Collected data

________________________

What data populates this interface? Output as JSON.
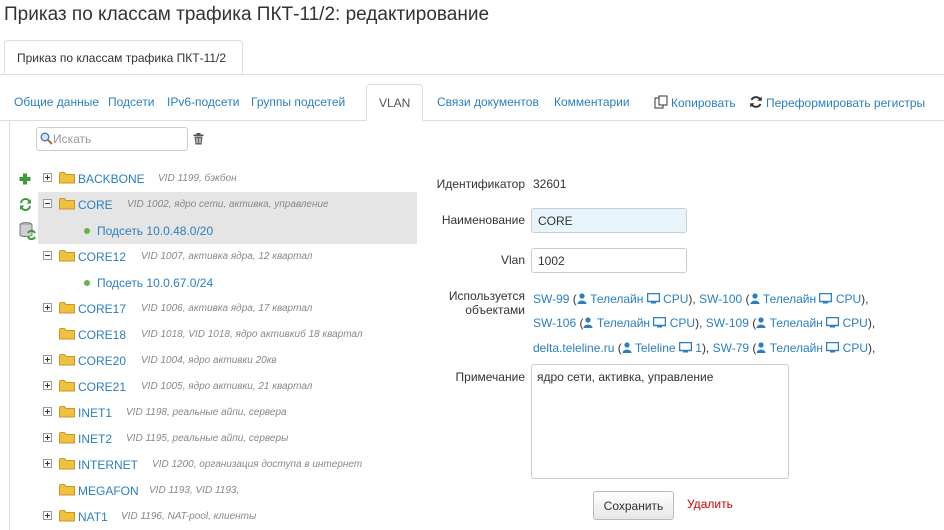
{
  "page": {
    "title": "Приказ по классам трафика ПКТ-11/2: редактирование"
  },
  "outer_tab": {
    "label": "Приказ по классам трафика ПКТ-11/2"
  },
  "tabs": [
    {
      "label": "Общие данные"
    },
    {
      "label": "Подсети"
    },
    {
      "label": "IPv6-подсети"
    },
    {
      "label": "Группы подсетей"
    },
    {
      "label": "VLAN",
      "active": true
    },
    {
      "label": "Связи документов"
    },
    {
      "label": "Комментарии"
    }
  ],
  "actions": {
    "copy": "Копировать",
    "reform": "Переформировать регистры"
  },
  "search": {
    "placeholder": "Искать",
    "value": ""
  },
  "tree": [
    {
      "name": "BACKBONE",
      "desc": "VID 1199, бэкбон",
      "expander": "plus"
    },
    {
      "name": "CORE",
      "desc": "VID 1002, ядро сети, активка, управление",
      "expander": "minus",
      "selected": true,
      "children": [
        {
          "name": "Подсеть 10.0.48.0/20"
        }
      ]
    },
    {
      "name": "CORE12",
      "desc": "VID 1007, активка ядра, 12 квартал",
      "expander": "minus",
      "children": [
        {
          "name": "Подсеть 10.0.67.0/24"
        }
      ]
    },
    {
      "name": "CORE17",
      "desc": "VID 1006, активка ядра, 17 квартал",
      "expander": "plus"
    },
    {
      "name": "CORE18",
      "desc": "VID 1018, VID 1018, ядро активкиб 18 квартал",
      "expander": "none"
    },
    {
      "name": "CORE20",
      "desc": "VID 1004, ядро активки 20кв",
      "expander": "plus"
    },
    {
      "name": "CORE21",
      "desc": "VID 1005, ядро активки, 21 квартал",
      "expander": "plus"
    },
    {
      "name": "INET1",
      "desc": "VID 1198, реальные айпи, сервера",
      "expander": "plus"
    },
    {
      "name": "INET2",
      "desc": "VID 1195, реальные айпи, серверы",
      "expander": "plus"
    },
    {
      "name": "INTERNET",
      "desc": "VID 1200, организация доступа в интернет",
      "expander": "plus"
    },
    {
      "name": "MEGAFON",
      "desc": "VID 1193, VID 1193,",
      "expander": "none"
    },
    {
      "name": "NAT1",
      "desc": "VID 1196, NAT-pool, клиенты",
      "expander": "plus"
    }
  ],
  "form": {
    "id_label": "Идентификатор",
    "id_value": "32601",
    "name_label": "Наименование",
    "name_value": "CORE",
    "vlan_label": "Vlan",
    "vlan_value": "1002",
    "used_label_1": "Используется",
    "used_label_2": "объектами",
    "used_by": [
      {
        "device": "SW-99",
        "owner": "Телелайн",
        "port": "CPU"
      },
      {
        "device": "SW-100",
        "owner": "Телелайн",
        "port": "CPU"
      },
      {
        "device": "SW-106",
        "owner": "Телелайн",
        "port": "CPU"
      },
      {
        "device": "SW-109",
        "owner": "Телелайн",
        "port": "CPU"
      },
      {
        "device": "delta.teleline.ru",
        "owner": "Teleline",
        "port": "1"
      },
      {
        "device": "SW-79",
        "owner": "Телелайн",
        "port": "CPU"
      }
    ],
    "note_label": "Примечание",
    "note_value": "ядро сети, активка, управление",
    "save_label": "Сохранить",
    "delete_label": "Удалить"
  },
  "colors": {
    "link": "#2a7fc1",
    "delete": "#cc0000",
    "selected_row": "#e5e5e5",
    "folder": "#f0c040",
    "dot": "#6ab04c"
  }
}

________________________

**PROBLEM**
Reproduce all the entries that precede this task, word for word, minus any pictures.

**CORRECT ANSWER**
What data populates this interface? Output as JSON.
{
  "page": {
    "title": "Приказ по классам трафика ПКТ-11/2: редактирование"
  },
  "outer_tab": {
    "label": "Приказ по классам трафика ПКТ-11/2"
  },
  "tabs": [
    {
      "label": "Общие данные"
    },
    {
      "label": "Подсети"
    },
    {
      "label": "IPv6-подсети"
    },
    {
      "label": "Группы подсетей"
    },
    {
      "label": "VLAN",
      "active": true
    },
    {
      "label": "Связи документов"
    },
    {
      "label": "Комментарии"
    }
  ],
  "actions": {
    "copy": "Копировать",
    "reform": "Переформировать регистры"
  },
  "search": {
    "placeholder": "Искать",
    "value": ""
  },
  "tree": [
    {
      "name": "BACKBONE",
      "desc": "VID 1199, бэкбон",
      "expander": "plus"
    },
    {
      "name": "CORE",
      "desc": "VID 1002, ядро сети, активка, управление",
      "expander": "minus",
      "selected": true,
      "children": [
        {
          "name": "Подсеть 10.0.48.0/20"
        }
      ]
    },
    {
      "name": "CORE12",
      "desc": "VID 1007, активка ядра, 12 квартал",
      "expander": "minus",
      "children": [
        {
          "name": "Подсеть 10.0.67.0/24"
        }
      ]
    },
    {
      "name": "CORE17",
      "desc": "VID 1006, активка ядра, 17 квартал",
      "expander": "plus"
    },
    {
      "name": "CORE18",
      "desc": "VID 1018, VID 1018, ядро активкиб 18 квартал",
      "expander": "none"
    },
    {
      "name": "CORE20",
      "desc": "VID 1004, ядро активки 20кв",
      "expander": "plus"
    },
    {
      "name": "CORE21",
      "desc": "VID 1005, ядро активки, 21 квартал",
      "expander": "plus"
    },
    {
      "name": "INET1",
      "desc": "VID 1198, реальные айпи, сервера",
      "expander": "plus"
    },
    {
      "name": "INET2",
      "desc": "VID 1195, реальные айпи, серверы",
      "expander": "plus"
    },
    {
      "name": "INTERNET",
      "desc": "VID 1200, организация доступа в интернет",
      "expander": "plus"
    },
    {
      "name": "MEGAFON",
      "desc": "VID 1193, VID 1193,",
      "expander": "none"
    },
    {
      "name": "NAT1",
      "desc": "VID 1196, NAT-pool, клиенты",
      "expander": "plus"
    }
  ],
  "form": {
    "id_label": "Идентификатор",
    "id_value": "32601",
    "name_label": "Наименование",
    "name_value": "CORE",
    "vlan_label": "Vlan",
    "vlan_value": "1002",
    "used_label_1": "Используется",
    "used_label_2": "объектами",
    "used_by": [
      {
        "device": "SW-99",
        "owner": "Телелайн",
        "port": "CPU"
      },
      {
        "device": "SW-100",
        "owner": "Телелайн",
        "port": "CPU"
      },
      {
        "device": "SW-106",
        "owner": "Телелайн",
        "port": "CPU"
      },
      {
        "device": "SW-109",
        "owner": "Телелайн",
        "port": "CPU"
      },
      {
        "device": "delta.teleline.ru",
        "owner": "Teleline",
        "port": "1"
      },
      {
        "device": "SW-79",
        "owner": "Телелайн",
        "port": "CPU"
      }
    ],
    "note_label": "Примечание",
    "note_value": "ядро сети, активка, управление",
    "save_label": "Сохранить",
    "delete_label": "Удалить"
  },
  "colors": {
    "link": "#2a7fc1",
    "delete": "#cc0000",
    "selected_row": "#e5e5e5",
    "folder": "#f0c040",
    "dot": "#6ab04c"
  }
}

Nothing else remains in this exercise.